── RAW RECORDS

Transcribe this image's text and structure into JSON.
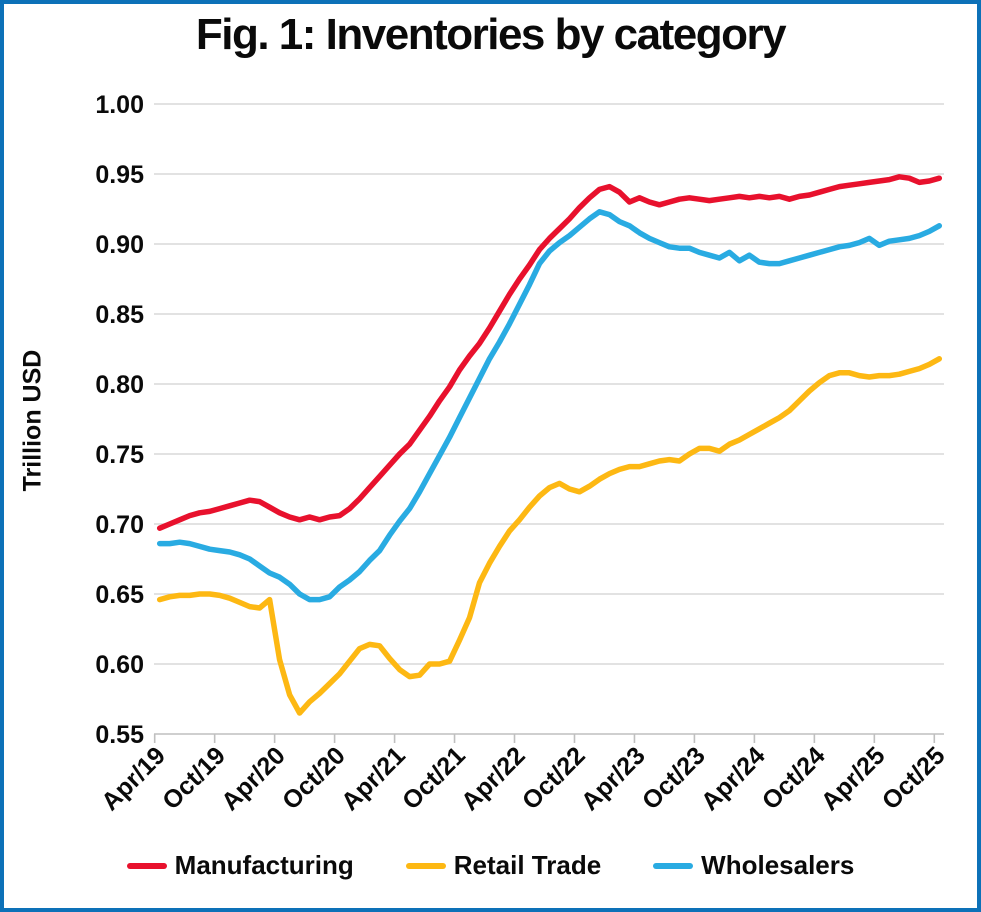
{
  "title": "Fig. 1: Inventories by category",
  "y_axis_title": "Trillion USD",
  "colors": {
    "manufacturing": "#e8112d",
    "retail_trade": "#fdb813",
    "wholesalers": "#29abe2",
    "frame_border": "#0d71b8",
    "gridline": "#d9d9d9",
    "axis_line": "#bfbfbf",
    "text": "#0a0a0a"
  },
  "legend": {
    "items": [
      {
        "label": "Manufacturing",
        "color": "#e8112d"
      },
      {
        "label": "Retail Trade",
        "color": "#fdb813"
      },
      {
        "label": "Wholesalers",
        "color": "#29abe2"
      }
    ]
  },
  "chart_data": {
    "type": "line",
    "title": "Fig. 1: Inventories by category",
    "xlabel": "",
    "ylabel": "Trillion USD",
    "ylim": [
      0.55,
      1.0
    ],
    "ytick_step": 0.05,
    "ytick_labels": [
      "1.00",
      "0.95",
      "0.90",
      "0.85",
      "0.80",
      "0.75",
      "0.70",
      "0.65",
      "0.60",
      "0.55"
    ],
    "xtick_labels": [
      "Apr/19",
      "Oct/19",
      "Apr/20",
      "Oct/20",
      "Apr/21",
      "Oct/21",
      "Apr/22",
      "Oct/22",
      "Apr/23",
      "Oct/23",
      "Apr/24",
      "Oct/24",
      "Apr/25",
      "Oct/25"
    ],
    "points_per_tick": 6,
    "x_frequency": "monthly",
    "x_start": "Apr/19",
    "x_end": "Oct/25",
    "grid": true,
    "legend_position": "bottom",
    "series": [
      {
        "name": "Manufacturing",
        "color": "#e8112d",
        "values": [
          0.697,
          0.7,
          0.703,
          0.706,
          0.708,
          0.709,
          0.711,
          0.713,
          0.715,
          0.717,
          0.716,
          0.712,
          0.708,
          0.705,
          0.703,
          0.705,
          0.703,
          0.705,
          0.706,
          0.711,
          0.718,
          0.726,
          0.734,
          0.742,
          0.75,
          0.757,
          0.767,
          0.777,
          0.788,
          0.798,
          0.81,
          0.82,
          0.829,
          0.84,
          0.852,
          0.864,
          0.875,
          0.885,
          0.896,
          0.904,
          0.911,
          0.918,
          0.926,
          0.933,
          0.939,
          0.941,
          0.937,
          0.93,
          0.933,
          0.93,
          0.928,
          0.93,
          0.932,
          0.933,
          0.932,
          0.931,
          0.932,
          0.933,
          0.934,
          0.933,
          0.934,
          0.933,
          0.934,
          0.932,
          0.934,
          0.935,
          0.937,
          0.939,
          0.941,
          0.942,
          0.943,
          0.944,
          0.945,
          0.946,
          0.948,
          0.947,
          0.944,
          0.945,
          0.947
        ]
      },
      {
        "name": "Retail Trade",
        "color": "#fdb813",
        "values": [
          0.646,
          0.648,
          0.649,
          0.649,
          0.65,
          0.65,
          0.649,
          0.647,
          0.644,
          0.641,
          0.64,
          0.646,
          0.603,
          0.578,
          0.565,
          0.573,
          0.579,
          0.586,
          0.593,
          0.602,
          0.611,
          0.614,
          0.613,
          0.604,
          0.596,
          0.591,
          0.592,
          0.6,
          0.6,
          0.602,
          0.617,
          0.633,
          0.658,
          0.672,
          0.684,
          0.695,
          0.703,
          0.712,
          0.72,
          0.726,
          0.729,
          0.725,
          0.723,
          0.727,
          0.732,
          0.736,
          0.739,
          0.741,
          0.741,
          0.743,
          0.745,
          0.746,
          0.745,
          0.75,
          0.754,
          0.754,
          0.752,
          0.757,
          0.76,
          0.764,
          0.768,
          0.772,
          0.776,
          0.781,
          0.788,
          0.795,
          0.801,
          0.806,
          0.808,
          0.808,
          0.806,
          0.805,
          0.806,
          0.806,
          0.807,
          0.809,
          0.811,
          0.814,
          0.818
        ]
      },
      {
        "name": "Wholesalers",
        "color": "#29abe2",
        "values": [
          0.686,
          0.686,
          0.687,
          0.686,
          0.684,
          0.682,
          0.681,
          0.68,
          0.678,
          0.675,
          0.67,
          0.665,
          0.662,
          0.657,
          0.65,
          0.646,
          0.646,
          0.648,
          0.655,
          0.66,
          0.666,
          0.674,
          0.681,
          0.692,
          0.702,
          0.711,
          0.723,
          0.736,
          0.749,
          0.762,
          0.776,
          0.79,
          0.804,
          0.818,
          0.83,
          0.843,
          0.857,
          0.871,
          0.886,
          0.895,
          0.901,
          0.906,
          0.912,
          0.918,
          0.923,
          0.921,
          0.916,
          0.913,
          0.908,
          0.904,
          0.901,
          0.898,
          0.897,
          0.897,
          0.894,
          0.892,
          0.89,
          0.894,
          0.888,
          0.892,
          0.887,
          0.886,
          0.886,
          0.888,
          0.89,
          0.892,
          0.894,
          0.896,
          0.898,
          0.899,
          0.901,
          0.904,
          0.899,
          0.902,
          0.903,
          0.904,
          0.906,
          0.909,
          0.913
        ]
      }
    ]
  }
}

────

**GIVEN TASK:**
Pick out each line containing "text" and report it.

**SOLUTION:**
Transcribe this image's text and structure into JSON.
    "text": "#0a0a0a"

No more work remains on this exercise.